**DIRECTION:** Reproduce the listing word for word, leaving every picture behind.

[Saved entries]
==*==

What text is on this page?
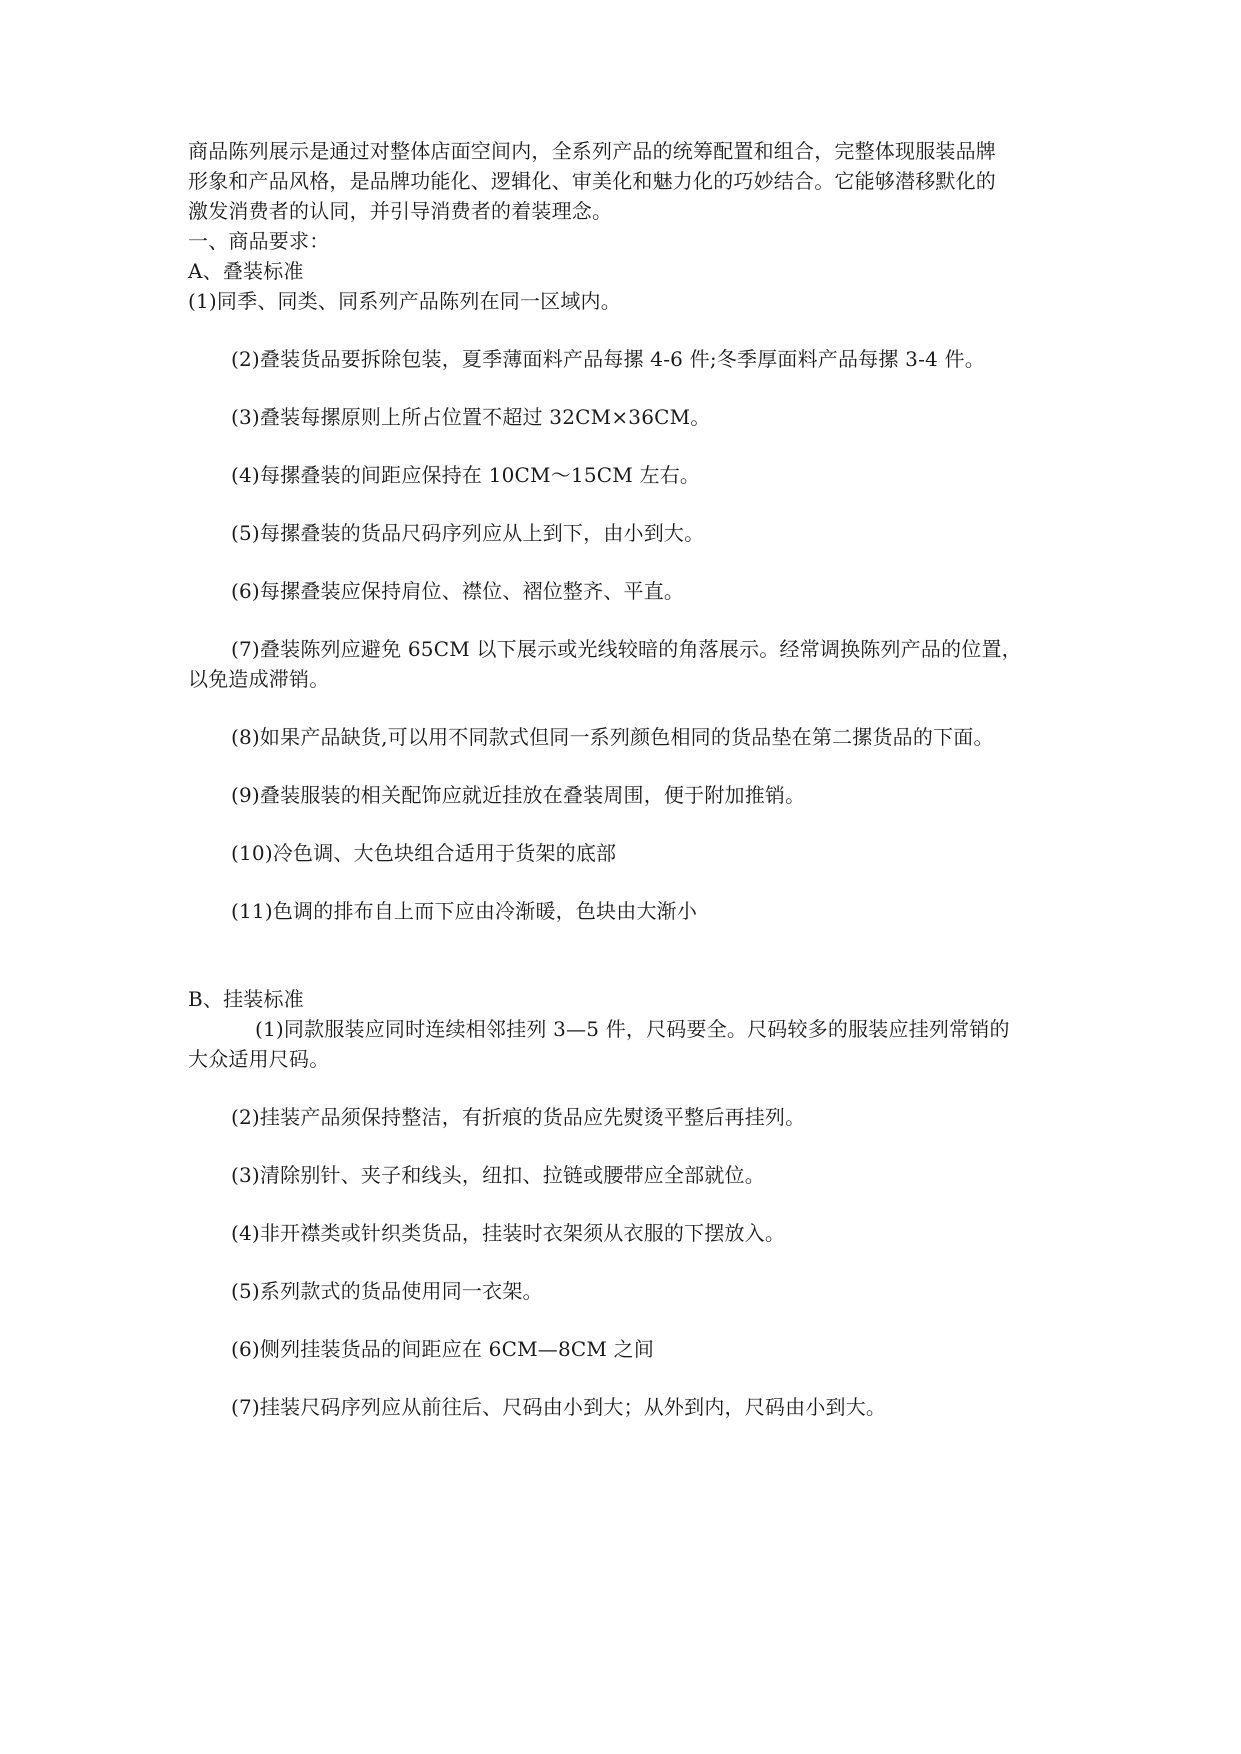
商品陈列展示是通过对整体店面空间内，全系列产品的统筹配置和组合，完整体现服装品牌
形象和产品风格，是品牌功能化、逻辑化、审美化和魅力化的巧妙结合。它能够潜移默化的
激发消费者的认同，并引导消费者的着装理念。
一、商品要求：
A、叠装标准
(1)同季、同类、同系列产品陈列在同一区域内。
(2)叠装货品要拆除包装，夏季薄面料产品每摞 4-6 件;冬季厚面料产品每摞 3-4 件。
(3)叠装每摞原则上所占位置不超过 32CM×36CM。
(4)每摞叠装的间距应保持在 10CM～15CM 左右。
(5)每摞叠装的货品尺码序列应从上到下，由小到大。
(6)每摞叠装应保持肩位、襟位、褶位整齐、平直。
(7)叠装陈列应避免 65CM 以下展示或光线较暗的角落展示。经常调换陈列产品的位置，
以免造成滞销。
(8)如果产品缺货,可以用不同款式但同一系列颜色相同的货品垫在第二摞货品的下面。
(9)叠装服装的相关配饰应就近挂放在叠装周围，便于附加推销。
(10)冷色调、大色块组合适用于货架的底部
(11)色调的排布自上而下应由冷渐暖，色块由大渐小
B、挂装标准
(1)同款服装应同时连续相邻挂列 3—5 件，尺码要全。尺码较多的服装应挂列常销的
大众适用尺码。
(2)挂装产品须保持整洁，有折痕的货品应先熨烫平整后再挂列。
(3)清除别针、夹子和线头，纽扣、拉链或腰带应全部就位。
(4)非开襟类或针织类货品，挂装时衣架须从衣服的下摆放入。
(5)系列款式的货品使用同一衣架。
(6)侧列挂装货品的间距应在 6CM—8CM 之间
(7)挂装尺码序列应从前往后、尺码由小到大；从外到内，尺码由小到大。
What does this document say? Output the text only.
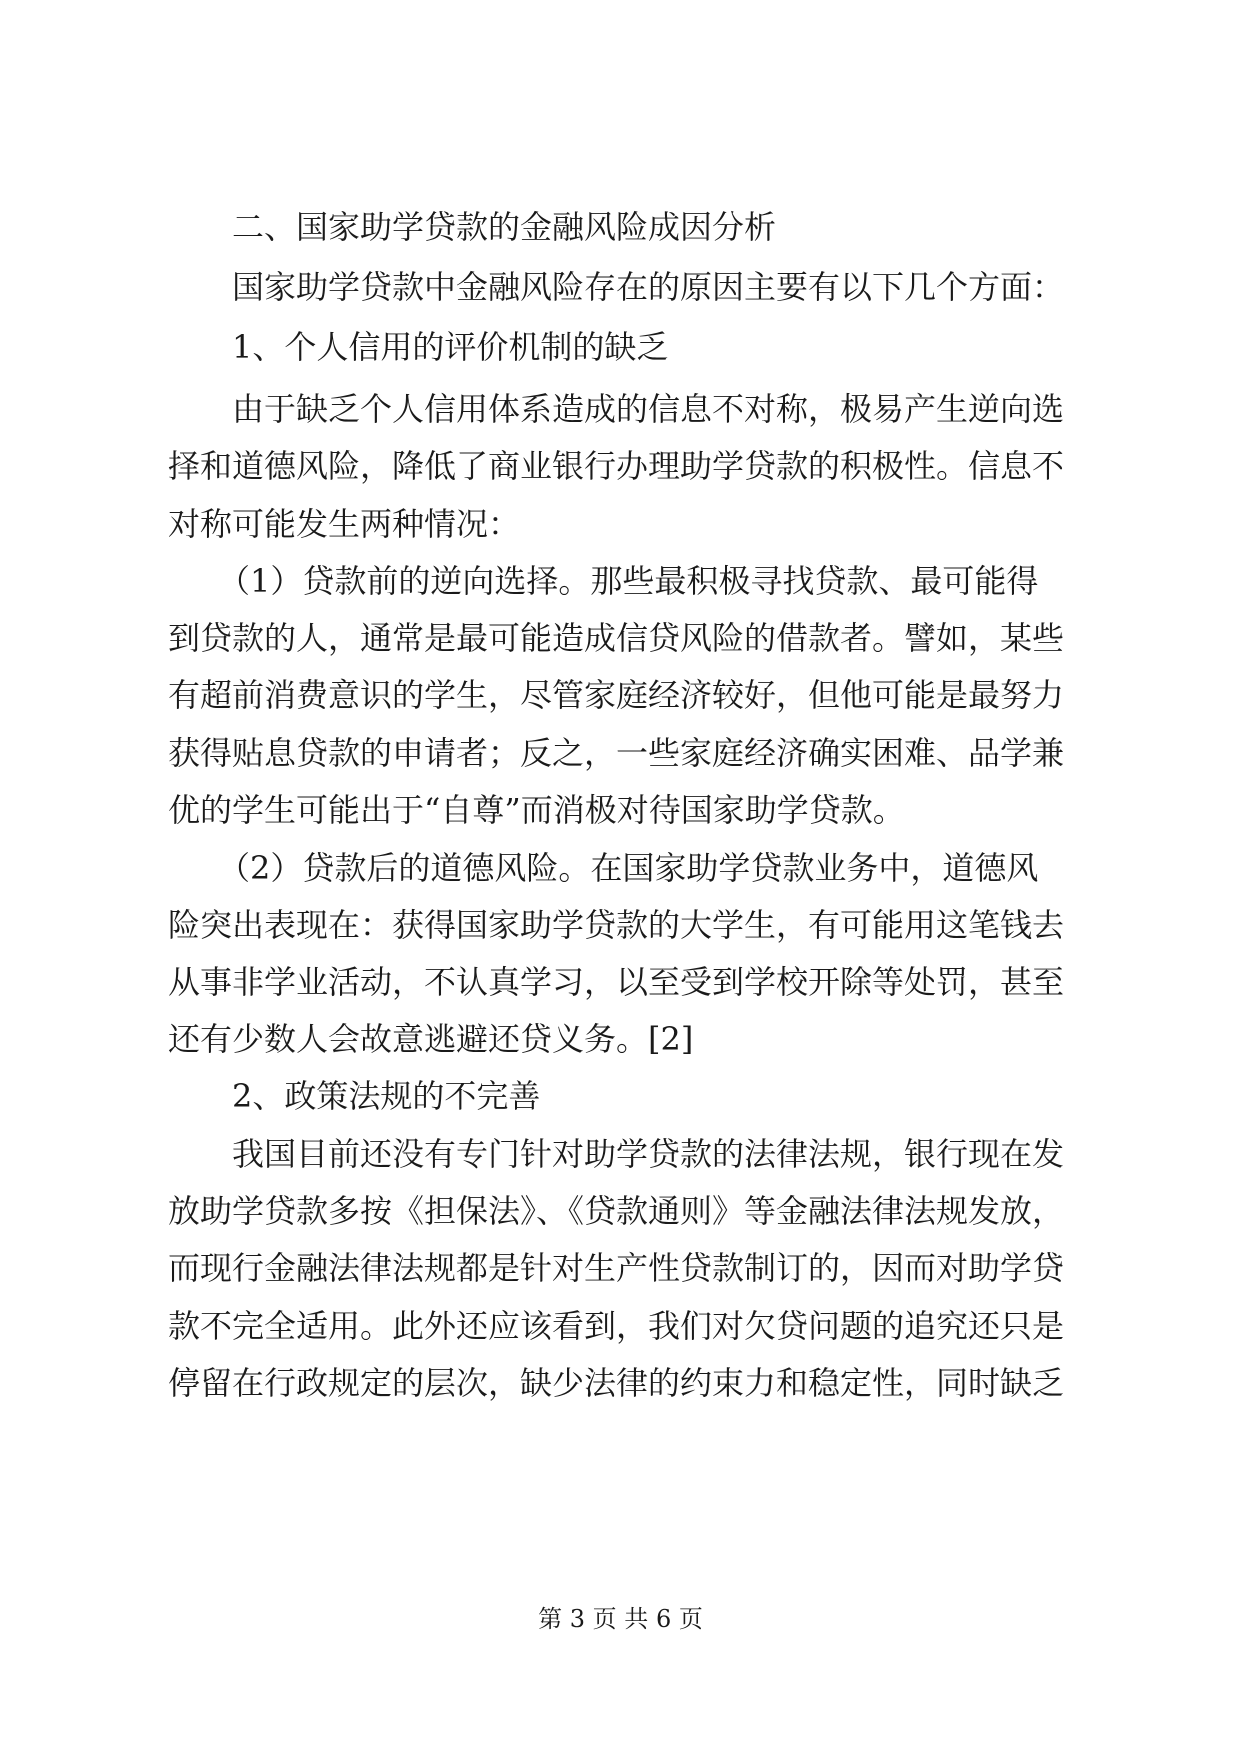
二、国家助学贷款的金融风险成因分析
国家助学贷款中金融风险存在的原因主要有以下几个方面：
1、个人信用的评价机制的缺乏
由于缺乏个人信用体系造成的信息不对称，极易产生逆向选
择和道德风险，降低了商业银行办理助学贷款的积极性。信息不
对称可能发生两种情况：
（1）贷款前的逆向选择。那些最积极寻找贷款、最可能得
到贷款的人，通常是最可能造成信贷风险的借款者。譬如，某些
有超前消费意识的学生，尽管家庭经济较好，但他可能是最努力
获得贴息贷款的申请者；反之，一些家庭经济确实困难、品学兼
优的学生可能出于“自尊”而消极对待国家助学贷款。
（2）贷款后的道德风险。在国家助学贷款业务中，道德风
险突出表现在：获得国家助学贷款的大学生，有可能用这笔钱去
从事非学业活动，不认真学习，以至受到学校开除等处罚，甚至
还有少数人会故意逃避还贷义务。[2]
2、政策法规的不完善
我国目前还没有专门针对助学贷款的法律法规，银行现在发
放助学贷款多按《担保法》、《贷款通则》等金融法律法规发放，
而现行金融法律法规都是针对生产性贷款制订的，因而对助学贷
款不完全适用。此外还应该看到，我们对欠贷问题的追究还只是
停留在行政规定的层次，缺少法律的约束力和稳定性，同时缺乏
第 3 页 共 6 页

==*==

**COMPLETE OUTPUT:**
What text is on this page?
商品陈列展示是通过对整体店面空间内，全系列产品的统筹配置和组合，完整体现服装品牌
形象和产品风格，是品牌功能化、逻辑化、审美化和魅力化的巧妙结合。它能够潜移默化的
激发消费者的认同，并引导消费者的着装理念。
一、商品要求：
A、叠装标准
(1)同季、同类、同系列产品陈列在同一区域内。
(2)叠装货品要拆除包装，夏季薄面料产品每摞 4-6 件;冬季厚面料产品每摞 3-4 件。
(3)叠装每摞原则上所占位置不超过 32CM×36CM。
(4)每摞叠装的间距应保持在 10CM～15CM 左右。
(5)每摞叠装的货品尺码序列应从上到下，由小到大。
(6)每摞叠装应保持肩位、襟位、褶位整齐、平直。
(7)叠装陈列应避免 65CM 以下展示或光线较暗的角落展示。经常调换陈列产品的位置，
以免造成滞销。
(8)如果产品缺货,可以用不同款式但同一系列颜色相同的货品垫在第二摞货品的下面。
(9)叠装服装的相关配饰应就近挂放在叠装周围，便于附加推销。
(10)冷色调、大色块组合适用于货架的底部
(11)色调的排布自上而下应由冷渐暖，色块由大渐小
B、挂装标准
(1)同款服装应同时连续相邻挂列 3—5 件，尺码要全。尺码较多的服装应挂列常销的
大众适用尺码。
(2)挂装产品须保持整洁，有折痕的货品应先熨烫平整后再挂列。
(3)清除别针、夹子和线头，纽扣、拉链或腰带应全部就位。
(4)非开襟类或针织类货品，挂装时衣架须从衣服的下摆放入。
(5)系列款式的货品使用同一衣架。
(6)侧列挂装货品的间距应在 6CM—8CM 之间
(7)挂装尺码序列应从前往后、尺码由小到大；从外到内，尺码由小到大。
What does this document say? Output the text only.
二、国家助学贷款的金融风险成因分析
国家助学贷款中金融风险存在的原因主要有以下几个方面：
1、个人信用的评价机制的缺乏
由于缺乏个人信用体系造成的信息不对称，极易产生逆向选
择和道德风险，降低了商业银行办理助学贷款的积极性。信息不
对称可能发生两种情况：
（1）贷款前的逆向选择。那些最积极寻找贷款、最可能得
到贷款的人，通常是最可能造成信贷风险的借款者。譬如，某些
有超前消费意识的学生，尽管家庭经济较好，但他可能是最努力
获得贴息贷款的申请者；反之，一些家庭经济确实困难、品学兼
优的学生可能出于“自尊”而消极对待国家助学贷款。
（2）贷款后的道德风险。在国家助学贷款业务中，道德风
险突出表现在：获得国家助学贷款的大学生，有可能用这笔钱去
从事非学业活动，不认真学习，以至受到学校开除等处罚，甚至
还有少数人会故意逃避还贷义务。[2]
2、政策法规的不完善
我国目前还没有专门针对助学贷款的法律法规，银行现在发
放助学贷款多按《担保法》、《贷款通则》等金融法律法规发放，
而现行金融法律法规都是针对生产性贷款制订的，因而对助学贷
款不完全适用。此外还应该看到，我们对欠贷问题的追究还只是
停留在行政规定的层次，缺少法律的约束力和稳定性，同时缺乏
第 3 页 共 6 页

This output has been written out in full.